Requirement:
Repeat the entire listing exactly as written.

━━━━━━

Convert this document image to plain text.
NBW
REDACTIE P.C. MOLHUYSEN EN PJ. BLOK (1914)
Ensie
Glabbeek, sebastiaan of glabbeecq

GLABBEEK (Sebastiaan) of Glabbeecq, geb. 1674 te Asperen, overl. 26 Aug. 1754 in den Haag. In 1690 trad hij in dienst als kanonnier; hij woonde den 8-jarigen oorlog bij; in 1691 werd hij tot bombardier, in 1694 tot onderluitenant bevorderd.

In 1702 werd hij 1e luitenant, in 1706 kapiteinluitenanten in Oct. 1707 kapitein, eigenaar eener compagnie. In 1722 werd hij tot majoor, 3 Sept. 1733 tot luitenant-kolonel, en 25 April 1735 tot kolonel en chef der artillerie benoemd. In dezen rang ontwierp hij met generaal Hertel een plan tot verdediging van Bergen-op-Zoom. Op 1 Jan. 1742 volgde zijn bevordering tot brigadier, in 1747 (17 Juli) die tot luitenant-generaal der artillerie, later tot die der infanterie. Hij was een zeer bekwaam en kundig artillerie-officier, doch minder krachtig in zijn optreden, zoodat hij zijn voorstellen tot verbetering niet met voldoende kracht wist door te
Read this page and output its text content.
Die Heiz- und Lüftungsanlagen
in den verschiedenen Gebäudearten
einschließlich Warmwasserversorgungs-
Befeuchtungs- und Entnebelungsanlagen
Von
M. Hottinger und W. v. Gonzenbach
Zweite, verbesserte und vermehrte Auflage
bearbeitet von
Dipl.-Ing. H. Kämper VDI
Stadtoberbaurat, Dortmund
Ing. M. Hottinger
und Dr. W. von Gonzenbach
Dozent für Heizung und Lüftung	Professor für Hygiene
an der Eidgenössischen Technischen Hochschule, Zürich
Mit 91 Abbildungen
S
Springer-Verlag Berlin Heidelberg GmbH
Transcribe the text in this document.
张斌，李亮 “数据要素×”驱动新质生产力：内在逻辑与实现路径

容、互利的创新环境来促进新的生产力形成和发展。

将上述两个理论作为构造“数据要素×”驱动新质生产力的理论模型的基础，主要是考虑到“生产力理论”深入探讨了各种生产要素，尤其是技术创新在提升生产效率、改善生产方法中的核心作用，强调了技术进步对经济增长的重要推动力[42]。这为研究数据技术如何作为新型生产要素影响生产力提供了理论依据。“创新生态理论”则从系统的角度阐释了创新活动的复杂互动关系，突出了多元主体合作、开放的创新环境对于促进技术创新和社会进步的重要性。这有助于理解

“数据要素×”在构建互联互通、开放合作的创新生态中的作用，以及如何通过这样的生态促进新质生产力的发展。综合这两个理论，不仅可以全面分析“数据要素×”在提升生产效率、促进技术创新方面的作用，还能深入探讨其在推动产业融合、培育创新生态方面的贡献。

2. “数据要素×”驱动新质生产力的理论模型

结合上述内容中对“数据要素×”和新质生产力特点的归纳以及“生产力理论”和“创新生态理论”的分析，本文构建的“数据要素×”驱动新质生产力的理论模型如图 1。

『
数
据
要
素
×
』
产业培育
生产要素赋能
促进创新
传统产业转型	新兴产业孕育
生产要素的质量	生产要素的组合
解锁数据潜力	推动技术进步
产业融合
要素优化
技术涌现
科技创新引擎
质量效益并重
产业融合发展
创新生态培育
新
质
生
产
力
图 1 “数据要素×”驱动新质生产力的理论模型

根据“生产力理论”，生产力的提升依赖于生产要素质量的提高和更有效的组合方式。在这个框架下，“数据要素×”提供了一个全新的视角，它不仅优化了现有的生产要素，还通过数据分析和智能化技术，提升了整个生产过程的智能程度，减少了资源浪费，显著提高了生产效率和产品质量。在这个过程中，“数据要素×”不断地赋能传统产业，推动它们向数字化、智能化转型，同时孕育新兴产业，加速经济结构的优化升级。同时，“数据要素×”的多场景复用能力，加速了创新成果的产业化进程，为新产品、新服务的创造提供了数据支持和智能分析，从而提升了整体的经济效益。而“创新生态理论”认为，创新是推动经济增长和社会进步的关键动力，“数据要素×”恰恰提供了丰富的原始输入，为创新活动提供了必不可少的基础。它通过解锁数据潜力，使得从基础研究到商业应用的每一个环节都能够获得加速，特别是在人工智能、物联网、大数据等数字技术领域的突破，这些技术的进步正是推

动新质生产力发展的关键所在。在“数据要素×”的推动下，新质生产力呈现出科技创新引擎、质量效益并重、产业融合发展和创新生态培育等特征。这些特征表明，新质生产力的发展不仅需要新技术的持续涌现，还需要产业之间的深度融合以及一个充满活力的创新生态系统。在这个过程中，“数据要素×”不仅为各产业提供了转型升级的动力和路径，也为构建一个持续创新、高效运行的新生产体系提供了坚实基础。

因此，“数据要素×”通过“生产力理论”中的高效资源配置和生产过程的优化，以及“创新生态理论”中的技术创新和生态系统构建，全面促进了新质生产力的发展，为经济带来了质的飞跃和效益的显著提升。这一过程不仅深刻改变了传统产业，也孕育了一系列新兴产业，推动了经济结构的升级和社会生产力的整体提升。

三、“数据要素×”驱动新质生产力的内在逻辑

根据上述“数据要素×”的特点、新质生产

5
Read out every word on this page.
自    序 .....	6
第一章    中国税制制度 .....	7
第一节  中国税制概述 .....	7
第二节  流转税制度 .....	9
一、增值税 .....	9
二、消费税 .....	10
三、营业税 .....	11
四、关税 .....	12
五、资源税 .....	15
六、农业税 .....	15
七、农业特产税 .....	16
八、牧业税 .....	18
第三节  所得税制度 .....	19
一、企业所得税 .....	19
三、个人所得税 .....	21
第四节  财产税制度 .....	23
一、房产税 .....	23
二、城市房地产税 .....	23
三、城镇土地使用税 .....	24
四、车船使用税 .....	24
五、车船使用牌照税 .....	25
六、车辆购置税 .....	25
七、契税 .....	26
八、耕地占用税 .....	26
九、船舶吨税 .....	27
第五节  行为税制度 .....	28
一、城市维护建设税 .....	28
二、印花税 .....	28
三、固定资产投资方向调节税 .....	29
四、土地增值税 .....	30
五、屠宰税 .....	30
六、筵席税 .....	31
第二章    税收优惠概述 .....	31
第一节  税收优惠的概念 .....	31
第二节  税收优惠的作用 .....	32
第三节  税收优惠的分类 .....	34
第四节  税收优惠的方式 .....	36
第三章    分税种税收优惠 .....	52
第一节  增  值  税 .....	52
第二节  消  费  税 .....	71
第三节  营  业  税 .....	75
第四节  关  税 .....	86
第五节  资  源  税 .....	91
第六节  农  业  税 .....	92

━━━━━━

Task output:
Convert this document image to plain text.
NBW
REDACTIE P.C. MOLHUYSEN EN PJ. BLOK (1914)
Ensie
Glabbeek, sebastiaan of glabbeecq

GLABBEEK (Sebastiaan) of Glabbeecq, geb. 1674 te Asperen, overl. 26 Aug. 1754 in den Haag. In 1690 trad hij in dienst als kanonnier; hij woonde den 8-jarigen oorlog bij; in 1691 werd hij tot bombardier, in 1694 tot onderluitenant bevorderd.

In 1702 werd hij 1e luitenant, in 1706 kapiteinluitenanten in Oct. 1707 kapitein, eigenaar eener compagnie. In 1722 werd hij tot majoor, 3 Sept. 1733 tot luitenant-kolonel, en 25 April 1735 tot kolonel en chef der artillerie benoemd. In dezen rang ontwierp hij met generaal Hertel een plan tot verdediging van Bergen-op-Zoom. Op 1 Jan. 1742 volgde zijn bevordering tot brigadier, in 1747 (17 Juli) die tot luitenant-generaal der artillerie, later tot die der infanterie. Hij was een zeer bekwaam en kundig artillerie-officier, doch minder krachtig in zijn optreden, zoodat hij zijn voorstellen tot verbetering niet met voldoende kracht wist door te
Read this page and output its text content.
Die Heiz- und Lüftungsanlagen
in den verschiedenen Gebäudearten
einschließlich Warmwasserversorgungs-
Befeuchtungs- und Entnebelungsanlagen
Von
M. Hottinger und W. v. Gonzenbach
Zweite, verbesserte und vermehrte Auflage
bearbeitet von
Dipl.-Ing. H. Kämper VDI
Stadtoberbaurat, Dortmund
Ing. M. Hottinger
und Dr. W. von Gonzenbach
Dozent für Heizung und Lüftung	Professor für Hygiene
an der Eidgenössischen Technischen Hochschule, Zürich
Mit 91 Abbildungen
S
Springer-Verlag Berlin Heidelberg GmbH
Transcribe the text in this document.
张斌，李亮 “数据要素×”驱动新质生产力：内在逻辑与实现路径

容、互利的创新环境来促进新的生产力形成和发展。

将上述两个理论作为构造“数据要素×”驱动新质生产力的理论模型的基础，主要是考虑到“生产力理论”深入探讨了各种生产要素，尤其是技术创新在提升生产效率、改善生产方法中的核心作用，强调了技术进步对经济增长的重要推动力[42]。这为研究数据技术如何作为新型生产要素影响生产力提供了理论依据。“创新生态理论”则从系统的角度阐释了创新活动的复杂互动关系，突出了多元主体合作、开放的创新环境对于促进技术创新和社会进步的重要性。这有助于理解

“数据要素×”在构建互联互通、开放合作的创新生态中的作用，以及如何通过这样的生态促进新质生产力的发展。综合这两个理论，不仅可以全面分析“数据要素×”在提升生产效率、促进技术创新方面的作用，还能深入探讨其在推动产业融合、培育创新生态方面的贡献。

2. “数据要素×”驱动新质生产力的理论模型

结合上述内容中对“数据要素×”和新质生产力特点的归纳以及“生产力理论”和“创新生态理论”的分析，本文构建的“数据要素×”驱动新质生产力的理论模型如图 1。

『
数
据
要
素
×
』
产业培育
生产要素赋能
促进创新
传统产业转型	新兴产业孕育
生产要素的质量	生产要素的组合
解锁数据潜力	推动技术进步
产业融合
要素优化
技术涌现
科技创新引擎
质量效益并重
产业融合发展
创新生态培育
新
质
生
产
力
图 1 “数据要素×”驱动新质生产力的理论模型

根据“生产力理论”，生产力的提升依赖于生产要素质量的提高和更有效的组合方式。在这个框架下，“数据要素×”提供了一个全新的视角，它不仅优化了现有的生产要素，还通过数据分析和智能化技术，提升了整个生产过程的智能程度，减少了资源浪费，显著提高了生产效率和产品质量。在这个过程中，“数据要素×”不断地赋能传统产业，推动它们向数字化、智能化转型，同时孕育新兴产业，加速经济结构的优化升级。同时，“数据要素×”的多场景复用能力，加速了创新成果的产业化进程，为新产品、新服务的创造提供了数据支持和智能分析，从而提升了整体的经济效益。而“创新生态理论”认为，创新是推动经济增长和社会进步的关键动力，“数据要素×”恰恰提供了丰富的原始输入，为创新活动提供了必不可少的基础。它通过解锁数据潜力，使得从基础研究到商业应用的每一个环节都能够获得加速，特别是在人工智能、物联网、大数据等数字技术领域的突破，这些技术的进步正是推

动新质生产力发展的关键所在。在“数据要素×”的推动下，新质生产力呈现出科技创新引擎、质量效益并重、产业融合发展和创新生态培育等特征。这些特征表明，新质生产力的发展不仅需要新技术的持续涌现，还需要产业之间的深度融合以及一个充满活力的创新生态系统。在这个过程中，“数据要素×”不仅为各产业提供了转型升级的动力和路径，也为构建一个持续创新、高效运行的新生产体系提供了坚实基础。

因此，“数据要素×”通过“生产力理论”中的高效资源配置和生产过程的优化，以及“创新生态理论”中的技术创新和生态系统构建，全面促进了新质生产力的发展，为经济带来了质的飞跃和效益的显著提升。这一过程不仅深刻改变了传统产业，也孕育了一系列新兴产业，推动了经济结构的升级和社会生产力的整体提升。

三、“数据要素×”驱动新质生产力的内在逻辑

根据上述“数据要素×”的特点、新质生产

5
Read out every word on this page.
自    序 .....	6
第一章    中国税制制度 .....	7
第一节  中国税制概述 .....	7
第二节  流转税制度 .....	9
一、增值税 .....	9
二、消费税 .....	10
三、营业税 .....	11
四、关税 .....	12
五、资源税 .....	15
六、农业税 .....	15
七、农业特产税 .....	16
八、牧业税 .....	18
第三节  所得税制度 .....	19
一、企业所得税 .....	19
三、个人所得税 .....	21
第四节  财产税制度 .....	23
一、房产税 .....	23
二、城市房地产税 .....	23
三、城镇土地使用税 .....	24
四、车船使用税 .....	24
五、车船使用牌照税 .....	25
六、车辆购置税 .....	25
七、契税 .....	26
八、耕地占用税 .....	26
九、船舶吨税 .....	27
第五节  行为税制度 .....	28
一、城市维护建设税 .....	28
二、印花税 .....	28
三、固定资产投资方向调节税 .....	29
四、土地增值税 .....	30
五、屠宰税 .....	30
六、筵席税 .....	31
第二章    税收优惠概述 .....	31
第一节  税收优惠的概念 .....	31
第二节  税收优惠的作用 .....	32
第三节  税收优惠的分类 .....	34
第四节  税收优惠的方式 .....	36
第三章    分税种税收优惠 .....	52
第一节  增  值  税 .....	52
第二节  消  费  税 .....	71
第三节  营  业  税 .....	75
第四节  关  税 .....	86
第五节  资  源  税 .....	91
第六节  农  业  税 .....	92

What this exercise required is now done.